EXERCISE →
Reproduce this listing in full.

Entries with figure data:
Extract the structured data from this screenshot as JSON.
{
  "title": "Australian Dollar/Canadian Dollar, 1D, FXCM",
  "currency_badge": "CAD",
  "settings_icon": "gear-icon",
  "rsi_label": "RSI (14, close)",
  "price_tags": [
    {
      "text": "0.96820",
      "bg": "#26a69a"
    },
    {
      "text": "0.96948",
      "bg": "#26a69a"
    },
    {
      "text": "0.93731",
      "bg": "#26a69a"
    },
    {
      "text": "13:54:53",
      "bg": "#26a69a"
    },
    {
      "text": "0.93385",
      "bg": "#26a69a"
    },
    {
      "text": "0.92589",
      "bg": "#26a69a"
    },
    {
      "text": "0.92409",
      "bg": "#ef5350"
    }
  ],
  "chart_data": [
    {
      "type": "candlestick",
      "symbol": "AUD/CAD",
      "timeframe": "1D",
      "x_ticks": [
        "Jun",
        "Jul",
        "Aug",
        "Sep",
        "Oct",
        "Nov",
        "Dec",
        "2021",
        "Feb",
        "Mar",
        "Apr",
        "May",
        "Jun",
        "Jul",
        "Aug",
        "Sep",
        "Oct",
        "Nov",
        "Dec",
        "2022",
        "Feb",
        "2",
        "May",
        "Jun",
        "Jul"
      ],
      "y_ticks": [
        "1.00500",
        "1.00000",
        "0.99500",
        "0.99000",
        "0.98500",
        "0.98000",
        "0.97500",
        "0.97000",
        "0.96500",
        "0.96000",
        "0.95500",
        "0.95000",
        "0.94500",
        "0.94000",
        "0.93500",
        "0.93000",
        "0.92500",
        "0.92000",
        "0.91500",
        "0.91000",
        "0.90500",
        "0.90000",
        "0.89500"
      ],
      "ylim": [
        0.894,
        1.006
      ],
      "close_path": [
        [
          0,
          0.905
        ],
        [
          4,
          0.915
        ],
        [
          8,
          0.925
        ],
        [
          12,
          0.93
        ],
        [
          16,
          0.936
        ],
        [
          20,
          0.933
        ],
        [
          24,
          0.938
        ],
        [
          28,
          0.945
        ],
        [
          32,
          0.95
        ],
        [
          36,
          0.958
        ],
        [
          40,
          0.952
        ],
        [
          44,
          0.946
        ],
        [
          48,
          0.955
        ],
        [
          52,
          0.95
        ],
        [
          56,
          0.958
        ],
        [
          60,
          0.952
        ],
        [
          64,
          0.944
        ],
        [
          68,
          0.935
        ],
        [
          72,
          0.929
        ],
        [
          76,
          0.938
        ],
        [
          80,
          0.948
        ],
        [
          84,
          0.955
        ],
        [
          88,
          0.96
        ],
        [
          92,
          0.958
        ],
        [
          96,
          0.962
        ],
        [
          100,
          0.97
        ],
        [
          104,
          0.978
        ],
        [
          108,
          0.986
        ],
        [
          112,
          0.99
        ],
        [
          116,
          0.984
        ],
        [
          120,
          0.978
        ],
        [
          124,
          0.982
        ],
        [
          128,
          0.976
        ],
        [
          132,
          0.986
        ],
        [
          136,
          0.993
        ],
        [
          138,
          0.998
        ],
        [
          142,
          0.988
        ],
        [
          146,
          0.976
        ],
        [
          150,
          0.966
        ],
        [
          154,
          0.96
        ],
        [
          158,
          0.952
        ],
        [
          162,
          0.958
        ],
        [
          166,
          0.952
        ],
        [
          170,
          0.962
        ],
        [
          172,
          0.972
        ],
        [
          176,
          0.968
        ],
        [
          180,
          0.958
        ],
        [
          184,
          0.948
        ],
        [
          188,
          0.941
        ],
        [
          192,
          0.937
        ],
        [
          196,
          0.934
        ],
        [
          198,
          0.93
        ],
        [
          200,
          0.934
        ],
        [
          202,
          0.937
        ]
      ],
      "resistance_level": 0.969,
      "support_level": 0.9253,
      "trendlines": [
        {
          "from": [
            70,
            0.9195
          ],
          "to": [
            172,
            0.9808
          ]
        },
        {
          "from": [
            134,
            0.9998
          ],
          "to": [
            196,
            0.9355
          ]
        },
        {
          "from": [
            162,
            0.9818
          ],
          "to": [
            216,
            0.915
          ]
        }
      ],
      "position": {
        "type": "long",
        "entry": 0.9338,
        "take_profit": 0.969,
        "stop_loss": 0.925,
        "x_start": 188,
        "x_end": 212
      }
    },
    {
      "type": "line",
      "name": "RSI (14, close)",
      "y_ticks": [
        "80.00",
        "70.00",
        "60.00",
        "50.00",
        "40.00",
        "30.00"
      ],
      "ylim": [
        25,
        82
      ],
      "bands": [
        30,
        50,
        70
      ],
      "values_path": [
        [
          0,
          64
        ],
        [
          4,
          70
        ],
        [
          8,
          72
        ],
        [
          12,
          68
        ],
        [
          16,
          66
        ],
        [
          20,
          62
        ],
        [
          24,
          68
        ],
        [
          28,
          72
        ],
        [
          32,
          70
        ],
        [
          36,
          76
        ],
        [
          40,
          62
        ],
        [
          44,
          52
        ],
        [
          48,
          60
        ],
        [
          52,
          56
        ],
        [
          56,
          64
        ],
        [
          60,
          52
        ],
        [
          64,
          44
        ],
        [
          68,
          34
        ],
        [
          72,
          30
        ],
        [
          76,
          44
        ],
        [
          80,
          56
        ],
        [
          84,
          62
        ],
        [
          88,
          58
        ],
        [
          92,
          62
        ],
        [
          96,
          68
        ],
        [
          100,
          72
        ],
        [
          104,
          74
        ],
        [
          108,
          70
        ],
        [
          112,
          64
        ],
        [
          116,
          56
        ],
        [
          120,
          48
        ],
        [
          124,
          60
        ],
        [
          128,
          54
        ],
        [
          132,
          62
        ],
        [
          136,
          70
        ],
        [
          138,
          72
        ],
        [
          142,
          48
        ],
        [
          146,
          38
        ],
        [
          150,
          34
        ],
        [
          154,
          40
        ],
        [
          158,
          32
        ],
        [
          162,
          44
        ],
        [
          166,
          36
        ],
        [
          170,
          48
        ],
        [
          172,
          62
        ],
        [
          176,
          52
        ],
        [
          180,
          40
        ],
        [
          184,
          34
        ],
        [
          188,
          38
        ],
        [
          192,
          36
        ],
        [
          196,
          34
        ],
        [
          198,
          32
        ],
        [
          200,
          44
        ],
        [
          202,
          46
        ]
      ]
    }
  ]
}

RESPONSE BELOW →
Extract the structured data from this screenshot as JSON.
{
  "title": "Australian Dollar/Canadian Dollar, 1D, FXCM",
  "currency_badge": "CAD",
  "settings_icon": "gear-icon",
  "rsi_label": "RSI (14, close)",
  "price_tags": [
    {
      "text": "0.96820",
      "bg": "#26a69a"
    },
    {
      "text": "0.96948",
      "bg": "#26a69a"
    },
    {
      "text": "0.93731",
      "bg": "#26a69a"
    },
    {
      "text": "13:54:53",
      "bg": "#26a69a"
    },
    {
      "text": "0.93385",
      "bg": "#26a69a"
    },
    {
      "text": "0.92589",
      "bg": "#26a69a"
    },
    {
      "text": "0.92409",
      "bg": "#ef5350"
    }
  ],
  "chart_data": [
    {
      "type": "candlestick",
      "symbol": "AUD/CAD",
      "timeframe": "1D",
      "x_ticks": [
        "Jun",
        "Jul",
        "Aug",
        "Sep",
        "Oct",
        "Nov",
        "Dec",
        "2021",
        "Feb",
        "Mar",
        "Apr",
        "May",
        "Jun",
        "Jul",
        "Aug",
        "Sep",
        "Oct",
        "Nov",
        "Dec",
        "2022",
        "Feb",
        "2",
        "May",
        "Jun",
        "Jul"
      ],
      "y_ticks": [
        "1.00500",
        "1.00000",
        "0.99500",
        "0.99000",
        "0.98500",
        "0.98000",
        "0.97500",
        "0.97000",
        "0.96500",
        "0.96000",
        "0.95500",
        "0.95000",
        "0.94500",
        "0.94000",
        "0.93500",
        "0.93000",
        "0.92500",
        "0.92000",
        "0.91500",
        "0.91000",
        "0.90500",
        "0.90000",
        "0.89500"
      ],
      "ylim": [
        0.894,
        1.006
      ],
      "close_path": [
        [
          0,
          0.905
        ],
        [
          4,
          0.915
        ],
        [
          8,
          0.925
        ],
        [
          12,
          0.93
        ],
        [
          16,
          0.936
        ],
        [
          20,
          0.933
        ],
        [
          24,
          0.938
        ],
        [
          28,
          0.945
        ],
        [
          32,
          0.95
        ],
        [
          36,
          0.958
        ],
        [
          40,
          0.952
        ],
        [
          44,
          0.946
        ],
        [
          48,
          0.955
        ],
        [
          52,
          0.95
        ],
        [
          56,
          0.958
        ],
        [
          60,
          0.952
        ],
        [
          64,
          0.944
        ],
        [
          68,
          0.935
        ],
        [
          72,
          0.929
        ],
        [
          76,
          0.938
        ],
        [
          80,
          0.948
        ],
        [
          84,
          0.955
        ],
        [
          88,
          0.96
        ],
        [
          92,
          0.958
        ],
        [
          96,
          0.962
        ],
        [
          100,
          0.97
        ],
        [
          104,
          0.978
        ],
        [
          108,
          0.986
        ],
        [
          112,
          0.99
        ],
        [
          116,
          0.984
        ],
        [
          120,
          0.978
        ],
        [
          124,
          0.982
        ],
        [
          128,
          0.976
        ],
        [
          132,
          0.986
        ],
        [
          136,
          0.993
        ],
        [
          138,
          0.998
        ],
        [
          142,
          0.988
        ],
        [
          146,
          0.976
        ],
        [
          150,
          0.966
        ],
        [
          154,
          0.96
        ],
        [
          158,
          0.952
        ],
        [
          162,
          0.958
        ],
        [
          166,
          0.952
        ],
        [
          170,
          0.962
        ],
        [
          172,
          0.972
        ],
        [
          176,
          0.968
        ],
        [
          180,
          0.958
        ],
        [
          184,
          0.948
        ],
        [
          188,
          0.941
        ],
        [
          192,
          0.937
        ],
        [
          196,
          0.934
        ],
        [
          198,
          0.93
        ],
        [
          200,
          0.934
        ],
        [
          202,
          0.937
        ]
      ],
      "resistance_level": 0.969,
      "support_level": 0.9253,
      "trendlines": [
        {
          "from": [
            70,
            0.9195
          ],
          "to": [
            172,
            0.9808
          ]
        },
        {
          "from": [
            134,
            0.9998
          ],
          "to": [
            196,
            0.9355
          ]
        },
        {
          "from": [
            162,
            0.9818
          ],
          "to": [
            216,
            0.915
          ]
        }
      ],
      "position": {
        "type": "long",
        "entry": 0.9338,
        "take_profit": 0.969,
        "stop_loss": 0.925,
        "x_start": 188,
        "x_end": 212
      }
    },
    {
      "type": "line",
      "name": "RSI (14, close)",
      "y_ticks": [
        "80.00",
        "70.00",
        "60.00",
        "50.00",
        "40.00",
        "30.00"
      ],
      "ylim": [
        25,
        82
      ],
      "bands": [
        30,
        50,
        70
      ],
      "values_path": [
        [
          0,
          64
        ],
        [
          4,
          70
        ],
        [
          8,
          72
        ],
        [
          12,
          68
        ],
        [
          16,
          66
        ],
        [
          20,
          62
        ],
        [
          24,
          68
        ],
        [
          28,
          72
        ],
        [
          32,
          70
        ],
        [
          36,
          76
        ],
        [
          40,
          62
        ],
        [
          44,
          52
        ],
        [
          48,
          60
        ],
        [
          52,
          56
        ],
        [
          56,
          64
        ],
        [
          60,
          52
        ],
        [
          64,
          44
        ],
        [
          68,
          34
        ],
        [
          72,
          30
        ],
        [
          76,
          44
        ],
        [
          80,
          56
        ],
        [
          84,
          62
        ],
        [
          88,
          58
        ],
        [
          92,
          62
        ],
        [
          96,
          68
        ],
        [
          100,
          72
        ],
        [
          104,
          74
        ],
        [
          108,
          70
        ],
        [
          112,
          64
        ],
        [
          116,
          56
        ],
        [
          120,
          48
        ],
        [
          124,
          60
        ],
        [
          128,
          54
        ],
        [
          132,
          62
        ],
        [
          136,
          70
        ],
        [
          138,
          72
        ],
        [
          142,
          48
        ],
        [
          146,
          38
        ],
        [
          150,
          34
        ],
        [
          154,
          40
        ],
        [
          158,
          32
        ],
        [
          162,
          44
        ],
        [
          166,
          36
        ],
        [
          170,
          48
        ],
        [
          172,
          62
        ],
        [
          176,
          52
        ],
        [
          180,
          40
        ],
        [
          184,
          34
        ],
        [
          188,
          38
        ],
        [
          192,
          36
        ],
        [
          196,
          34
        ],
        [
          198,
          32
        ],
        [
          200,
          44
        ],
        [
          202,
          46
        ]
      ]
    }
  ]
}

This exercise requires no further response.